STATED PROBLEM: Using the records below, count the lines with "true" in them. Give the number only.
— Begin RECORD EXCERPTS —
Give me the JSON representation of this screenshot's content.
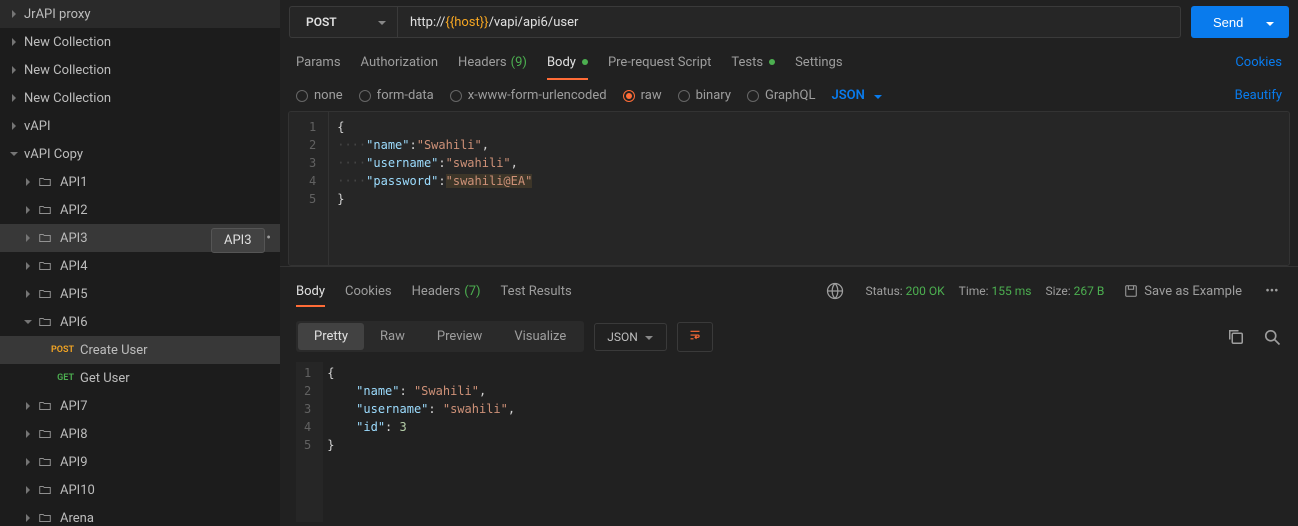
{
  "sidebar": {
    "items": [
      {
        "type": "collection",
        "label": "JrAPI proxy",
        "expanded": false,
        "indent": 0
      },
      {
        "type": "collection",
        "label": "New Collection",
        "expanded": false,
        "indent": 0
      },
      {
        "type": "collection",
        "label": "New Collection",
        "expanded": false,
        "indent": 0
      },
      {
        "type": "collection",
        "label": "New Collection",
        "expanded": false,
        "indent": 0
      },
      {
        "type": "collection",
        "label": "vAPI",
        "expanded": false,
        "indent": 0
      },
      {
        "type": "collection",
        "label": "vAPI Copy",
        "expanded": true,
        "indent": 0
      },
      {
        "type": "folder",
        "label": "API1",
        "expanded": false,
        "indent": 1
      },
      {
        "type": "folder",
        "label": "API2",
        "expanded": false,
        "indent": 1
      },
      {
        "type": "folder",
        "label": "API3",
        "expanded": false,
        "indent": 1,
        "active": true,
        "more": true
      },
      {
        "type": "folder",
        "label": "API4",
        "expanded": false,
        "indent": 1
      },
      {
        "type": "folder",
        "label": "API5",
        "expanded": false,
        "indent": 1
      },
      {
        "type": "folder",
        "label": "API6",
        "expanded": true,
        "indent": 1
      },
      {
        "type": "request",
        "method": "POST",
        "label": "Create User",
        "indent": 2,
        "selected": true
      },
      {
        "type": "request",
        "method": "GET",
        "label": "Get User",
        "indent": 2
      },
      {
        "type": "folder",
        "label": "API7",
        "expanded": false,
        "indent": 1
      },
      {
        "type": "folder",
        "label": "API8",
        "expanded": false,
        "indent": 1
      },
      {
        "type": "folder",
        "label": "API9",
        "expanded": false,
        "indent": 1
      },
      {
        "type": "folder",
        "label": "API10",
        "expanded": false,
        "indent": 1
      },
      {
        "type": "folder",
        "label": "Arena",
        "expanded": false,
        "indent": 1
      }
    ],
    "tooltip": "API3"
  },
  "request": {
    "method": "POST",
    "url_prefix": "http://",
    "url_var": "{{host}}",
    "url_path": "/vapi/api6/user",
    "send_label": "Send",
    "tabs": [
      "Params",
      "Authorization",
      "Headers",
      "Body",
      "Pre-request Script",
      "Tests",
      "Settings"
    ],
    "headers_count": "(9)",
    "active_tab": "Body",
    "cookies_link": "Cookies",
    "body_types": [
      "none",
      "form-data",
      "x-www-form-urlencoded",
      "raw",
      "binary",
      "GraphQL"
    ],
    "body_type_active": "raw",
    "body_format": "JSON",
    "beautify_link": "Beautify",
    "editor": {
      "lines": [
        "{",
        "····\"name\":\"Swahili\",",
        "····\"username\":\"swahili\",",
        "····\"password\":\"swahili@EA\"",
        "}"
      ],
      "name_key": "\"name\"",
      "name_val": "\"Swahili\"",
      "username_key": "\"username\"",
      "username_val": "\"swahili\"",
      "password_key": "\"password\"",
      "password_val": "\"swahili@EA\""
    }
  },
  "response": {
    "tabs": [
      "Body",
      "Cookies",
      "Headers",
      "Test Results"
    ],
    "headers_count": "(7)",
    "active_tab": "Body",
    "status_label": "Status:",
    "status_value": "200 OK",
    "time_label": "Time:",
    "time_value": "155 ms",
    "size_label": "Size:",
    "size_value": "267 B",
    "save_example": "Save as Example",
    "view_tabs": [
      "Pretty",
      "Raw",
      "Preview",
      "Visualize"
    ],
    "view_active": "Pretty",
    "format": "JSON",
    "editor": {
      "name_key": "\"name\"",
      "name_val": "\"Swahili\"",
      "username_key": "\"username\"",
      "username_val": "\"swahili\"",
      "id_key": "\"id\"",
      "id_val": "3"
    }
  }
}
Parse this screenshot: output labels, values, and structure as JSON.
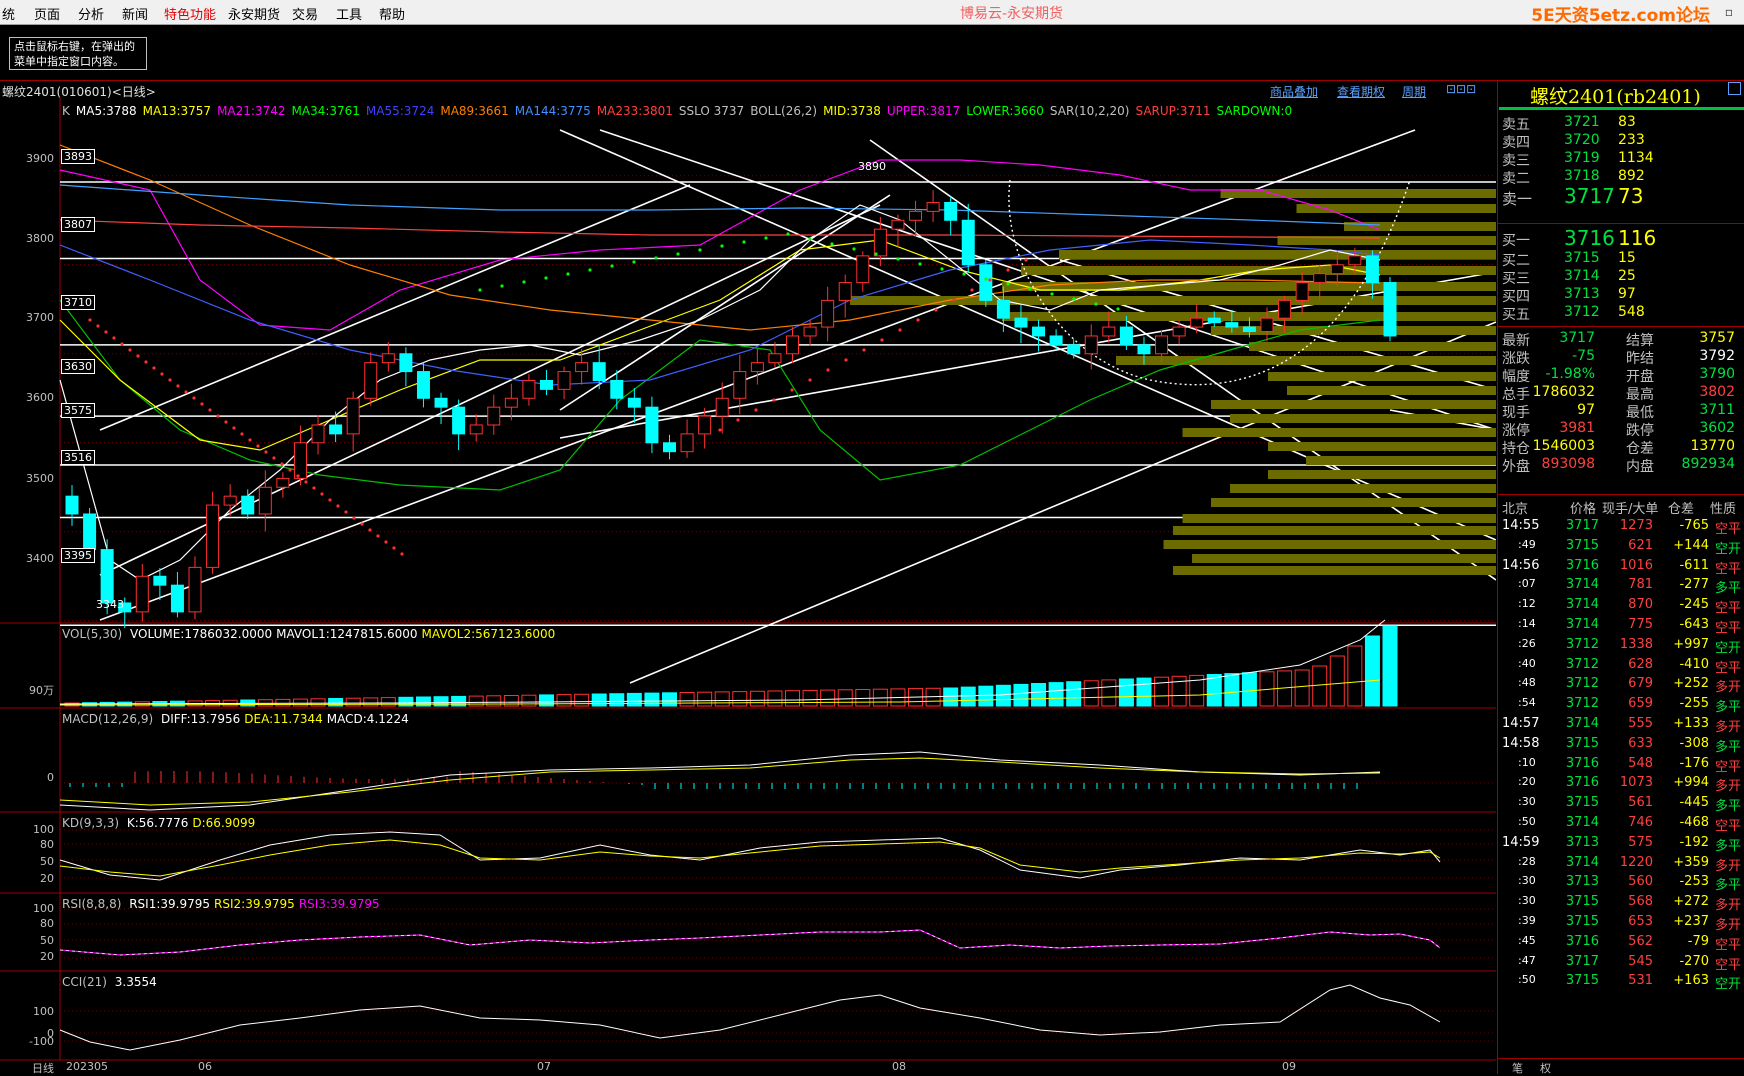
{
  "menu": {
    "items": [
      "统",
      "页面",
      "分析",
      "新闻",
      "特色功能",
      "永安期货",
      "交易",
      "工具",
      "帮助"
    ],
    "active_index": 4,
    "app_title": "博易云-永安期货",
    "watermark": "5E天资5etz.com论坛"
  },
  "hint": {
    "line1": "点击鼠标右键，在弹出的",
    "line2": "菜单中指定窗口内容。"
  },
  "chart": {
    "title": "螺纹2401(010601)<日线>",
    "links": [
      "商品叠加",
      "查看期权",
      "周期"
    ],
    "ma_legend": [
      {
        "text": "K",
        "color": "#c0c0c0"
      },
      {
        "text": "MA5:3788",
        "color": "#ffffff"
      },
      {
        "text": "MA13:3757",
        "color": "#ffff00"
      },
      {
        "text": "MA21:3742",
        "color": "#ff00ff"
      },
      {
        "text": "MA34:3761",
        "color": "#00ff00"
      },
      {
        "text": "MA55:3724",
        "color": "#4040ff"
      },
      {
        "text": "MA89:3661",
        "color": "#ff8000"
      },
      {
        "text": "MA144:3775",
        "color": "#4090ff"
      },
      {
        "text": "MA233:3801",
        "color": "#ff4040"
      },
      {
        "text": "SSLO 3737",
        "color": "#c0c0c0"
      },
      {
        "text": "BOLL(26,2)",
        "color": "#c0c0c0"
      },
      {
        "text": "MID:3738",
        "color": "#ffff00"
      },
      {
        "text": "UPPER:3817",
        "color": "#ff00ff"
      },
      {
        "text": "LOWER:3660",
        "color": "#00ff00"
      },
      {
        "text": "SAR(10,2,20)",
        "color": "#c0c0c0"
      },
      {
        "text": "SARUP:3711",
        "color": "#ff4040"
      },
      {
        "text": "SARDOWN:0",
        "color": "#00ff00"
      }
    ],
    "y_ticks": [
      "3900",
      "3800",
      "3700",
      "3600",
      "3500",
      "3400"
    ],
    "level_tags": [
      "3893",
      "3807",
      "3710",
      "3630",
      "3575",
      "3516",
      "3395"
    ],
    "high_label": "3890",
    "low_label": "3343",
    "x_ticks": [
      "日线",
      "202305",
      "06",
      "07",
      "08",
      "09"
    ]
  },
  "indicators": {
    "vol": {
      "label": "VOL(5,30)",
      "items": [
        {
          "text": "VOLUME:1786032.0000",
          "color": "#ffffff"
        },
        {
          "text": "MAVOL1:1247815.6000",
          "color": "#ffffff"
        },
        {
          "text": "MAVOL2:567123.6000",
          "color": "#ffff00"
        }
      ],
      "tick": "90万"
    },
    "macd": {
      "label": "MACD(12,26,9)",
      "items": [
        {
          "text": "DIFF:13.7956",
          "color": "#ffffff"
        },
        {
          "text": "DEA:11.7344",
          "color": "#ffff00"
        },
        {
          "text": "MACD:4.1224",
          "color": "#ffffff"
        }
      ],
      "tick": "0"
    },
    "kd": {
      "label": "KD(9,3,3)",
      "items": [
        {
          "text": "K:56.7776",
          "color": "#ffffff"
        },
        {
          "text": "D:66.9099",
          "color": "#ffff00"
        }
      ],
      "ticks": [
        "100",
        "80",
        "50",
        "20"
      ]
    },
    "rsi": {
      "label": "RSI(8,8,8)",
      "items": [
        {
          "text": "RSI1:39.9795",
          "color": "#ffffff"
        },
        {
          "text": "RSI2:39.9795",
          "color": "#ffff00"
        },
        {
          "text": "RSI3:39.9795",
          "color": "#ff00ff"
        }
      ],
      "ticks": [
        "100",
        "80",
        "50",
        "20"
      ]
    },
    "cci": {
      "label": "CCI(21)",
      "items": [
        {
          "text": "3.3554",
          "color": "#ffffff"
        }
      ],
      "ticks": [
        "100",
        "0",
        "-100"
      ]
    }
  },
  "quote": {
    "name": "螺纹2401(rb2401)",
    "asks": [
      {
        "label": "卖五",
        "price": "3721",
        "vol": "83"
      },
      {
        "label": "卖四",
        "price": "3720",
        "vol": "233"
      },
      {
        "label": "卖三",
        "price": "3719",
        "vol": "1134"
      },
      {
        "label": "卖二",
        "price": "3718",
        "vol": "892"
      },
      {
        "label": "卖一",
        "price": "3717",
        "vol": "73"
      }
    ],
    "bids": [
      {
        "label": "买一",
        "price": "3716",
        "vol": "116"
      },
      {
        "label": "买二",
        "price": "3715",
        "vol": "15"
      },
      {
        "label": "买三",
        "price": "3714",
        "vol": "25"
      },
      {
        "label": "买四",
        "price": "3713",
        "vol": "97"
      },
      {
        "label": "买五",
        "price": "3712",
        "vol": "548"
      }
    ],
    "stats": [
      {
        "l1": "最新",
        "v1": "3717",
        "c1": "#00e040",
        "l2": "结算",
        "v2": "3757",
        "c2": "#ffff00"
      },
      {
        "l1": "涨跌",
        "v1": "-75",
        "c1": "#00e040",
        "l2": "昨结",
        "v2": "3792",
        "c2": "#ffffff"
      },
      {
        "l1": "幅度",
        "v1": "-1.98%",
        "c1": "#00e040",
        "l2": "开盘",
        "v2": "3790",
        "c2": "#00e040"
      },
      {
        "l1": "总手",
        "v1": "1786032",
        "c1": "#ffff00",
        "l2": "最高",
        "v2": "3802",
        "c2": "#ff4040"
      },
      {
        "l1": "现手",
        "v1": "97",
        "c1": "#ffff00",
        "l2": "最低",
        "v2": "3711",
        "c2": "#00e040"
      },
      {
        "l1": "涨停",
        "v1": "3981",
        "c1": "#ff4040",
        "l2": "跌停",
        "v2": "3602",
        "c2": "#00e040"
      },
      {
        "l1": "持仓",
        "v1": "1546003",
        "c1": "#ffff00",
        "l2": "仓差",
        "v2": "13770",
        "c2": "#ffff00"
      },
      {
        "l1": "外盘",
        "v1": "893098",
        "c1": "#ff4040",
        "l2": "内盘",
        "v2": "892934",
        "c2": "#00e040"
      }
    ],
    "ticks_header": [
      "北京",
      "价格",
      "现手/大单",
      "仓差",
      "性质"
    ],
    "ticks": [
      {
        "t": "14:55",
        "p": "3717",
        "v": "1273",
        "d": "-765",
        "k": "空平",
        "kc": "#ff4040"
      },
      {
        "t": ":49",
        "p": "3715",
        "v": "621",
        "d": "+144",
        "k": "空开",
        "kc": "#00e040"
      },
      {
        "t": "14:56",
        "p": "3716",
        "v": "1016",
        "d": "-611",
        "k": "空平",
        "kc": "#ff4040"
      },
      {
        "t": ":07",
        "p": "3714",
        "v": "781",
        "d": "-277",
        "k": "多平",
        "kc": "#00e040"
      },
      {
        "t": ":12",
        "p": "3714",
        "v": "870",
        "d": "-245",
        "k": "空平",
        "kc": "#ff4040"
      },
      {
        "t": ":14",
        "p": "3714",
        "v": "775",
        "d": "-643",
        "k": "空平",
        "kc": "#ff4040"
      },
      {
        "t": ":26",
        "p": "3712",
        "v": "1338",
        "d": "+997",
        "k": "空开",
        "kc": "#00e040"
      },
      {
        "t": ":40",
        "p": "3712",
        "v": "628",
        "d": "-410",
        "k": "空平",
        "kc": "#ff4040"
      },
      {
        "t": ":48",
        "p": "3712",
        "v": "679",
        "d": "+252",
        "k": "多开",
        "kc": "#ff4040"
      },
      {
        "t": ":54",
        "p": "3712",
        "v": "659",
        "d": "-255",
        "k": "多平",
        "kc": "#00e040"
      },
      {
        "t": "14:57",
        "p": "3714",
        "v": "555",
        "d": "+133",
        "k": "多开",
        "kc": "#ff4040"
      },
      {
        "t": "14:58",
        "p": "3715",
        "v": "633",
        "d": "-308",
        "k": "多平",
        "kc": "#00e040"
      },
      {
        "t": ":10",
        "p": "3716",
        "v": "548",
        "d": "-176",
        "k": "空平",
        "kc": "#ff4040"
      },
      {
        "t": ":20",
        "p": "3716",
        "v": "1073",
        "d": "+994",
        "k": "多开",
        "kc": "#ff4040"
      },
      {
        "t": ":30",
        "p": "3715",
        "v": "561",
        "d": "-445",
        "k": "多平",
        "kc": "#00e040"
      },
      {
        "t": ":50",
        "p": "3714",
        "v": "746",
        "d": "-468",
        "k": "空平",
        "kc": "#ff4040"
      },
      {
        "t": "14:59",
        "p": "3713",
        "v": "575",
        "d": "-192",
        "k": "多平",
        "kc": "#00e040"
      },
      {
        "t": ":28",
        "p": "3714",
        "v": "1220",
        "d": "+359",
        "k": "多开",
        "kc": "#ff4040"
      },
      {
        "t": ":30",
        "p": "3713",
        "v": "560",
        "d": "-253",
        "k": "多平",
        "kc": "#00e040"
      },
      {
        "t": ":30",
        "p": "3715",
        "v": "568",
        "d": "+272",
        "k": "多开",
        "kc": "#ff4040"
      },
      {
        "t": ":39",
        "p": "3715",
        "v": "653",
        "d": "+237",
        "k": "多开",
        "kc": "#ff4040"
      },
      {
        "t": ":45",
        "p": "3716",
        "v": "562",
        "d": "-79",
        "k": "空平",
        "kc": "#ff4040"
      },
      {
        "t": ":47",
        "p": "3717",
        "v": "545",
        "d": "-270",
        "k": "空平",
        "kc": "#ff4040"
      },
      {
        "t": ":50",
        "p": "3715",
        "v": "531",
        "d": "+163",
        "k": "空开",
        "kc": "#00e040"
      }
    ],
    "bottom_tabs": [
      "笔",
      "权"
    ]
  }
}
— End RECORD EXCERPTS —
THE REPLY: 5